> [PROVIDED RECORDS]:
┌────────

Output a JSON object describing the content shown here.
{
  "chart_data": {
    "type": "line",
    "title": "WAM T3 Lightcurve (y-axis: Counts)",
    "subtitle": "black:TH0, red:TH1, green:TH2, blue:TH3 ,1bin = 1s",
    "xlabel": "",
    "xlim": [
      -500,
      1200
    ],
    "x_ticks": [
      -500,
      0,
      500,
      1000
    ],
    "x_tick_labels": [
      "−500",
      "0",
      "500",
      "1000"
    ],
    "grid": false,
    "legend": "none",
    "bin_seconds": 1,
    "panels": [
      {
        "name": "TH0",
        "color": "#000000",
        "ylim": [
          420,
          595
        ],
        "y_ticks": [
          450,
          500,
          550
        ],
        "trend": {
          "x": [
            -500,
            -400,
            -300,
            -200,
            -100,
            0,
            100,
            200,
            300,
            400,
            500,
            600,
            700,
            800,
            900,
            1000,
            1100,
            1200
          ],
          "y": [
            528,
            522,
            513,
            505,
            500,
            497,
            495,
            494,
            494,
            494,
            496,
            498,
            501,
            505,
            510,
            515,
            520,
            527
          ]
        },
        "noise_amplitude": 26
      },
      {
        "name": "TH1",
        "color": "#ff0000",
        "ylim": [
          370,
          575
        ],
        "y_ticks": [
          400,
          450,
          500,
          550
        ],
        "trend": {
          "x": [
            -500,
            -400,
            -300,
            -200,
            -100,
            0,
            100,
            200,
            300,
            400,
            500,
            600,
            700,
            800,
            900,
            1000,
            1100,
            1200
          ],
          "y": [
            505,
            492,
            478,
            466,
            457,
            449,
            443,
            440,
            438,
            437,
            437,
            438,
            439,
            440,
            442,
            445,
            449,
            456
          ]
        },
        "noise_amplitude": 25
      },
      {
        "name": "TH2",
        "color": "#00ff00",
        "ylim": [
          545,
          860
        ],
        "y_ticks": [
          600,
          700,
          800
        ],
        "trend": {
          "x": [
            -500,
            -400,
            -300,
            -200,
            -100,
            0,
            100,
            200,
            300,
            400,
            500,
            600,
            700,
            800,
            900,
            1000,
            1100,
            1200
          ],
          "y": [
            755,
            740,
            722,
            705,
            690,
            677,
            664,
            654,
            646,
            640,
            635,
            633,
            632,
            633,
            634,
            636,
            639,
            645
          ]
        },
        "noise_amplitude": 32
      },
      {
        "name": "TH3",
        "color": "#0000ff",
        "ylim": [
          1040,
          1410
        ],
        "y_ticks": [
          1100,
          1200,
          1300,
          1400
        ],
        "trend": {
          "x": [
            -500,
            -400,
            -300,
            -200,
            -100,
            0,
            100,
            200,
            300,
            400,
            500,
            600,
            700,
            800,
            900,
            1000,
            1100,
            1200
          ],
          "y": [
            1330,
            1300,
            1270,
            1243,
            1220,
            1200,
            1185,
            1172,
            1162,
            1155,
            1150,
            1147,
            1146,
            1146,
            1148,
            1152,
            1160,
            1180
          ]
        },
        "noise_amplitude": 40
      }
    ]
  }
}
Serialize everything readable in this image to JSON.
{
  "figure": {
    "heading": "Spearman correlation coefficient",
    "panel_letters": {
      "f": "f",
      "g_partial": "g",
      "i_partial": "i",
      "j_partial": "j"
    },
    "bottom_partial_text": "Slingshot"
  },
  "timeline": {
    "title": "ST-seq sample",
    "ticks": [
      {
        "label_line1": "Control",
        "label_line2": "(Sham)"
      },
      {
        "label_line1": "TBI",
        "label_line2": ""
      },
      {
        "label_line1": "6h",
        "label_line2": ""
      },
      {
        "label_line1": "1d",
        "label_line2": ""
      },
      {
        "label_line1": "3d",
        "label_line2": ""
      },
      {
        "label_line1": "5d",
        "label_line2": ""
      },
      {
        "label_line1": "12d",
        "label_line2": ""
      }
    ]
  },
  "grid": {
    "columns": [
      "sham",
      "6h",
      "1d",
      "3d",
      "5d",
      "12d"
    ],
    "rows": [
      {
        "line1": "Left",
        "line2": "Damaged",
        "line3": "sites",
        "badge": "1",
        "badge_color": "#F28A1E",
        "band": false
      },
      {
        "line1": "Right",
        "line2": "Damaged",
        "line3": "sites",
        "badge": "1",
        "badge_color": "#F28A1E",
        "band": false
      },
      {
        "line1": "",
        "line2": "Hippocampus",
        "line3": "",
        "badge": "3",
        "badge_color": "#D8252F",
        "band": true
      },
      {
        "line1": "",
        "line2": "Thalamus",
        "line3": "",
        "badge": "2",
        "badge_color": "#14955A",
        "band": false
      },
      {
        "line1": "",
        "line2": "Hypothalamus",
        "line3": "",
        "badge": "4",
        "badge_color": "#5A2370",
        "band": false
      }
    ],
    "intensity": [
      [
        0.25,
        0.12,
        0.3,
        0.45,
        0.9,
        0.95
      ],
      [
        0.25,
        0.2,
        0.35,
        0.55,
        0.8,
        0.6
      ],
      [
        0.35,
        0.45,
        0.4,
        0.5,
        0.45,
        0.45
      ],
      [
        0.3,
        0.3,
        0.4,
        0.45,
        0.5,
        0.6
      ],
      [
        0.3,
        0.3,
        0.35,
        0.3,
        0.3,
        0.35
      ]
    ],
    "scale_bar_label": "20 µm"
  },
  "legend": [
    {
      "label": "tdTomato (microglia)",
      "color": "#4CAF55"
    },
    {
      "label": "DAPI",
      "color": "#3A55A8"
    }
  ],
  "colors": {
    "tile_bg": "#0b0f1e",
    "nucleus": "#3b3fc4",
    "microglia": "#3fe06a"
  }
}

└────────

> [EXERCISE OBJECTIVE]: Find every line in the records that contains the word "microglia"; copy those lines.

> [RESPONSE FOR THIS EXERCISE]:
      "label": "tdTomato (microglia)",
    "microglia": "#3fe06a"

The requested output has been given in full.